## INSTRUCTION
Wherever the word "page" turns up in a line of the entries, copy that line.
------ EXERCISE INPUT
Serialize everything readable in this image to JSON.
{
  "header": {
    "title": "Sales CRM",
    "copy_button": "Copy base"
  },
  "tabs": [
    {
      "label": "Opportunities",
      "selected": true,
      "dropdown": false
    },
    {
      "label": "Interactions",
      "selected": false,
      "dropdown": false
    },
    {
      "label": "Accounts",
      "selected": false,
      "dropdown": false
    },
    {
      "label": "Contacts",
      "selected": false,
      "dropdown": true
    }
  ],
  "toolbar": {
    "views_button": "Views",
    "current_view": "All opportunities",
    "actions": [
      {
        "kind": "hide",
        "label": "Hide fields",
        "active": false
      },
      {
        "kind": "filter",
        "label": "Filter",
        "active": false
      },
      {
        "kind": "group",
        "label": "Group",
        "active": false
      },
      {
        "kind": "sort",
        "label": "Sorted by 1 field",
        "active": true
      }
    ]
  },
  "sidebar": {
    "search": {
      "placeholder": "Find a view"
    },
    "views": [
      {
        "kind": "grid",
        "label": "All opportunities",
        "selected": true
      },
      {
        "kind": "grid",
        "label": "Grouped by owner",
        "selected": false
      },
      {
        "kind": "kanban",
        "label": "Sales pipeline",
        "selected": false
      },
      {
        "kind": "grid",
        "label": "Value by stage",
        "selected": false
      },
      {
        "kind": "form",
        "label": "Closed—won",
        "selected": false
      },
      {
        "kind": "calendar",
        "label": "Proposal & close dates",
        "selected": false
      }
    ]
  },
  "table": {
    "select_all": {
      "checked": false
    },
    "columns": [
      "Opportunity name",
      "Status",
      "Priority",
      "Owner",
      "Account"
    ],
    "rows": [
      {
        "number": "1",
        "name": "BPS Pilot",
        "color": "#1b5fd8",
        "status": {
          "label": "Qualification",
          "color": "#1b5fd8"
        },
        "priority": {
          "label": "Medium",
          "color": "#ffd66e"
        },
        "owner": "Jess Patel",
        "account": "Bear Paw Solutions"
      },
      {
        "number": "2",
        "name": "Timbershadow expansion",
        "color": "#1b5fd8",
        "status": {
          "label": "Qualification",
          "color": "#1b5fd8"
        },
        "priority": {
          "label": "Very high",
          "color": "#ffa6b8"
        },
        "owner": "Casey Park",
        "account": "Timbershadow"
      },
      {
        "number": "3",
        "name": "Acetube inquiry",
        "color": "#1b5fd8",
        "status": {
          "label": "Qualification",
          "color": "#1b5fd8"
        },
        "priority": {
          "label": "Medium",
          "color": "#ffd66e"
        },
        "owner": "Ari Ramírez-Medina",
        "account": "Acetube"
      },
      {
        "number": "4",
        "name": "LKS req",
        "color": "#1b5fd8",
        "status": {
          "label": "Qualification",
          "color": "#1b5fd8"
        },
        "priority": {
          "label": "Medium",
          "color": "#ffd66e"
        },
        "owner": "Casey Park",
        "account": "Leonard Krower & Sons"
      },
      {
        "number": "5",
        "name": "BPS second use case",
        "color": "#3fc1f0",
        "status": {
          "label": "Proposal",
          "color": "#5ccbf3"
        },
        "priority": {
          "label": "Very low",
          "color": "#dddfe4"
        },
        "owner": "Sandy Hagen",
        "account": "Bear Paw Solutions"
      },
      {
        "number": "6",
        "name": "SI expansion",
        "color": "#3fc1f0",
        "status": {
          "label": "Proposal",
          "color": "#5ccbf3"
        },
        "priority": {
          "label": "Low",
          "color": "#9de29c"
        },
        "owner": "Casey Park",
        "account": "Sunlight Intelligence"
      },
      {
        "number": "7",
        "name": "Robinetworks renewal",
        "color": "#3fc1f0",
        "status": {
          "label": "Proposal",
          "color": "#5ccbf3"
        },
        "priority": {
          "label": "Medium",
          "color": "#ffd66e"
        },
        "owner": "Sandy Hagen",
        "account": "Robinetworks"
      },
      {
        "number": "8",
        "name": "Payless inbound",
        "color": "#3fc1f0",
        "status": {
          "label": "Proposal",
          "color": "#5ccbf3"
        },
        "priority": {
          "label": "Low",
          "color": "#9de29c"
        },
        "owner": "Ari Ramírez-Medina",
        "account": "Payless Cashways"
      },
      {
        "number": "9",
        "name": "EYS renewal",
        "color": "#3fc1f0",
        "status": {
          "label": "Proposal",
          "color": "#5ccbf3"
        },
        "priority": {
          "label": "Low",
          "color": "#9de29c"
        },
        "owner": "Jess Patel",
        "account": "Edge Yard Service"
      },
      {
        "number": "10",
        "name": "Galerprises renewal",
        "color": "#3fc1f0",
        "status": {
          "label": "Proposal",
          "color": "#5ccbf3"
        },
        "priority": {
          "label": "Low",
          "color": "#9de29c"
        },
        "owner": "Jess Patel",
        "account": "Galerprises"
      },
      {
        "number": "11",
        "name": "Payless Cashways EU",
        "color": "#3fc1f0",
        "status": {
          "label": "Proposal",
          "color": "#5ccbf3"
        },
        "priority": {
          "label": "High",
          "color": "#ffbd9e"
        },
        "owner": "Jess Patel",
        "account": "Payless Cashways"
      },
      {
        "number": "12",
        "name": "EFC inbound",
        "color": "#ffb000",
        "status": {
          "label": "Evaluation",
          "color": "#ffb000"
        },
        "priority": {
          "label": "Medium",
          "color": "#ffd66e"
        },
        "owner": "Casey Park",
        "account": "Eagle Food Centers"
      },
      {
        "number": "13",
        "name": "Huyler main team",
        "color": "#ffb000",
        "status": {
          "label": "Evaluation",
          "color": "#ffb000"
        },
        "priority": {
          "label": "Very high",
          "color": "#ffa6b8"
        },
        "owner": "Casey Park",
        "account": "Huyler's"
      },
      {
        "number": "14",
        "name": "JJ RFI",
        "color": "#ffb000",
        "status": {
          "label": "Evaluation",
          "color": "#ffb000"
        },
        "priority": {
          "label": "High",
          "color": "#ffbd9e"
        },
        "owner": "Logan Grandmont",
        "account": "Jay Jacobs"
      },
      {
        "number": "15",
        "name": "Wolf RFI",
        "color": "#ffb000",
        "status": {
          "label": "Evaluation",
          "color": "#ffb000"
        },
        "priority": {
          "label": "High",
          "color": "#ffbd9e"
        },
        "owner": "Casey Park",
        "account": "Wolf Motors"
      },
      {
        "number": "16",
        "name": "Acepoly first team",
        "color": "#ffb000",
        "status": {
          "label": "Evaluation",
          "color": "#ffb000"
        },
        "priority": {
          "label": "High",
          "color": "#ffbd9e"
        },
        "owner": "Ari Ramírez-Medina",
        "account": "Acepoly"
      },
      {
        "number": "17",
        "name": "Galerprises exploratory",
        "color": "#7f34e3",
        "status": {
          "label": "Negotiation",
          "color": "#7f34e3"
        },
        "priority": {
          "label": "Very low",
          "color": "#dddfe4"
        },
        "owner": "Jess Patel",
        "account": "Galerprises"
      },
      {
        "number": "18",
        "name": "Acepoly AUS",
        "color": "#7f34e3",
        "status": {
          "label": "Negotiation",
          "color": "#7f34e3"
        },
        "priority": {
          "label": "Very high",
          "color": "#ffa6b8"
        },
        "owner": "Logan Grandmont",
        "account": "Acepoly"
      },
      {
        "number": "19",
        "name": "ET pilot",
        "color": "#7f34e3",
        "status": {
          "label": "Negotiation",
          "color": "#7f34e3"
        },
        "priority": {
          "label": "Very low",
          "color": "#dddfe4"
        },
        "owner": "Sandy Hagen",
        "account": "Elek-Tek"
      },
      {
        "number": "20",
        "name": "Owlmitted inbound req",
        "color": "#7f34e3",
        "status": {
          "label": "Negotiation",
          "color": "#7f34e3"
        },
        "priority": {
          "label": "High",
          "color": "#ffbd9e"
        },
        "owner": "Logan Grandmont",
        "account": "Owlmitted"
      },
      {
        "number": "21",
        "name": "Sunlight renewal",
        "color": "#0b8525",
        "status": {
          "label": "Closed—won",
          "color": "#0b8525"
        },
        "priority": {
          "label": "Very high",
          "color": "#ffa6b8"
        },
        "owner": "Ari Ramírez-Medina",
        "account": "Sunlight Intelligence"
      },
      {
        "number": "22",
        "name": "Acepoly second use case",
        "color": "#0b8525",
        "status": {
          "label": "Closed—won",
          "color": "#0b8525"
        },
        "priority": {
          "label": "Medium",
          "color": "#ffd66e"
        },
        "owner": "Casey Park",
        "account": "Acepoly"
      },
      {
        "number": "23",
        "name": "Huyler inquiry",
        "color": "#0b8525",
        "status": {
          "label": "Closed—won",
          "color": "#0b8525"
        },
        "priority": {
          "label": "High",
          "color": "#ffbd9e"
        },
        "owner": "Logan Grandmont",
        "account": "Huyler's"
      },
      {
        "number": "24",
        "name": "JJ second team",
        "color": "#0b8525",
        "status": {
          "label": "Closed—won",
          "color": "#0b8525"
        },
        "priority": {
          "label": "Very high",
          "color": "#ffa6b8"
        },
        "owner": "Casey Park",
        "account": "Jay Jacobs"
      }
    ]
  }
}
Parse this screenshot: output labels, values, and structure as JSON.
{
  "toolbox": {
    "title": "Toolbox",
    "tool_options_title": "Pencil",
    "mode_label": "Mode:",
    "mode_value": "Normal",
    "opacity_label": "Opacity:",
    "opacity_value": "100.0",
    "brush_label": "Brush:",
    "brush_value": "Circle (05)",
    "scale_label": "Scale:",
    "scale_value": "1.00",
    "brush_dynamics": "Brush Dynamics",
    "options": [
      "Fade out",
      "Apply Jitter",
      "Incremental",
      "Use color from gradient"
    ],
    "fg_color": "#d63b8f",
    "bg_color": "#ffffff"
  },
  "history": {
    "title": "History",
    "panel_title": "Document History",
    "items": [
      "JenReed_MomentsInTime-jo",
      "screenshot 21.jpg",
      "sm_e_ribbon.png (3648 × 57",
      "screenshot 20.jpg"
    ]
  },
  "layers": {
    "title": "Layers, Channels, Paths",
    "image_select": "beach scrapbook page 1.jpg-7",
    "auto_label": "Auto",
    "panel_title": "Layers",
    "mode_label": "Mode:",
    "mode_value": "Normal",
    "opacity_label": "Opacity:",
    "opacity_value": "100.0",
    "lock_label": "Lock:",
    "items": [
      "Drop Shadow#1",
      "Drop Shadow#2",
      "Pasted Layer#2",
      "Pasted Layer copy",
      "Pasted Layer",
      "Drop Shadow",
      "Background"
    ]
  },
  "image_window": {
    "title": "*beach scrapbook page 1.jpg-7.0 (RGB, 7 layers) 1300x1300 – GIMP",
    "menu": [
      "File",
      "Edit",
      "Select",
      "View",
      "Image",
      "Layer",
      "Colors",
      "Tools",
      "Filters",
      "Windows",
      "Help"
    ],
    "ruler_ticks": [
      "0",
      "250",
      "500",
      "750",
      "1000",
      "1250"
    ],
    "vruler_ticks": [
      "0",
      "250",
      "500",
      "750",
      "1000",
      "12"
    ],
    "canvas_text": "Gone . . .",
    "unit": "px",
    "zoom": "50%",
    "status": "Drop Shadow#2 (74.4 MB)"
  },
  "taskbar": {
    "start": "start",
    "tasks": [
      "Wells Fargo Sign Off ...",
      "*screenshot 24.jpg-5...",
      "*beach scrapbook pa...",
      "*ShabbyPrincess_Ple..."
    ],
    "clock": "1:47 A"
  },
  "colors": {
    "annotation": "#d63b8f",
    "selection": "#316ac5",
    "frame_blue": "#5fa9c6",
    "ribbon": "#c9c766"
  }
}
------------
## REPLY
    "image_select": "beach scrapbook page 1.jpg-7",
    "title": "*beach scrapbook page 1.jpg-7.0 (RGB, 7 layers) 1300x1300 – GIMP",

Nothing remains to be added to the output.